++++ SOURCE MATERIAL ++++

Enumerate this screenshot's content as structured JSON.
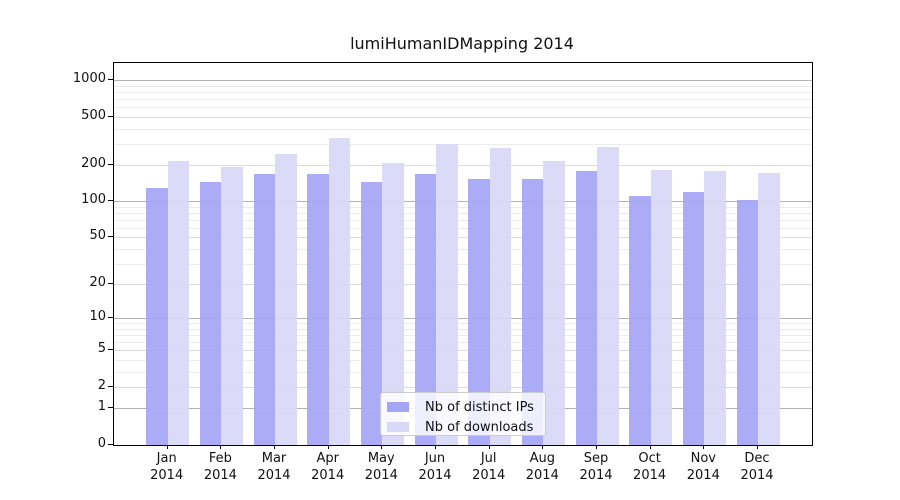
{
  "chart_data": {
    "type": "bar",
    "title": "lumiHumanIDMapping 2014",
    "categories": [
      "Jan",
      "Feb",
      "Mar",
      "Apr",
      "May",
      "Jun",
      "Jul",
      "Aug",
      "Sep",
      "Oct",
      "Nov",
      "Dec"
    ],
    "category_year": "2014",
    "series": [
      {
        "name": "Nb of distinct IPs",
        "color": "#a5a5f5",
        "values": [
          128,
          145,
          170,
          170,
          145,
          170,
          153,
          153,
          178,
          110,
          120,
          102
        ]
      },
      {
        "name": "Nb of downloads",
        "color": "#d8d8f8",
        "values": [
          216,
          194,
          245,
          332,
          208,
          300,
          278,
          216,
          282,
          181,
          178,
          172
        ]
      }
    ],
    "xlabel": "",
    "ylabel": "",
    "yscale": "log1p",
    "yticks": [
      0,
      1,
      2,
      5,
      10,
      20,
      50,
      100,
      200,
      500,
      1000
    ],
    "yminor_ticks": [
      3,
      4,
      6,
      7,
      8,
      9,
      30,
      40,
      60,
      70,
      80,
      90,
      300,
      400,
      600,
      700,
      800,
      900
    ],
    "ylim": [
      0,
      1390
    ],
    "grid": true,
    "legend_position": "bottom-center",
    "colors": {
      "grid_major": "#b3b3b3",
      "grid_labeled": "#dcdcdc",
      "grid_minor": "#ececec",
      "axis": "#000000",
      "background": "#ffffff",
      "text": "#111111"
    }
  }
}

++++

§ WHAT YOU WILL DO:
Copy the records exactly as they appear, excluding images.

§ WRITTEN RESPONSE:
Enumerate this screenshot's content as structured JSON.
{
  "chart_data": {
    "type": "bar",
    "title": "lumiHumanIDMapping 2014",
    "categories": [
      "Jan",
      "Feb",
      "Mar",
      "Apr",
      "May",
      "Jun",
      "Jul",
      "Aug",
      "Sep",
      "Oct",
      "Nov",
      "Dec"
    ],
    "category_year": "2014",
    "series": [
      {
        "name": "Nb of distinct IPs",
        "color": "#a5a5f5",
        "values": [
          128,
          145,
          170,
          170,
          145,
          170,
          153,
          153,
          178,
          110,
          120,
          102
        ]
      },
      {
        "name": "Nb of downloads",
        "color": "#d8d8f8",
        "values": [
          216,
          194,
          245,
          332,
          208,
          300,
          278,
          216,
          282,
          181,
          178,
          172
        ]
      }
    ],
    "xlabel": "",
    "ylabel": "",
    "yscale": "log1p",
    "yticks": [
      0,
      1,
      2,
      5,
      10,
      20,
      50,
      100,
      200,
      500,
      1000
    ],
    "yminor_ticks": [
      3,
      4,
      6,
      7,
      8,
      9,
      30,
      40,
      60,
      70,
      80,
      90,
      300,
      400,
      600,
      700,
      800,
      900
    ],
    "ylim": [
      0,
      1390
    ],
    "grid": true,
    "legend_position": "bottom-center",
    "colors": {
      "grid_major": "#b3b3b3",
      "grid_labeled": "#dcdcdc",
      "grid_minor": "#ececec",
      "axis": "#000000",
      "background": "#ffffff",
      "text": "#111111"
    }
  }
}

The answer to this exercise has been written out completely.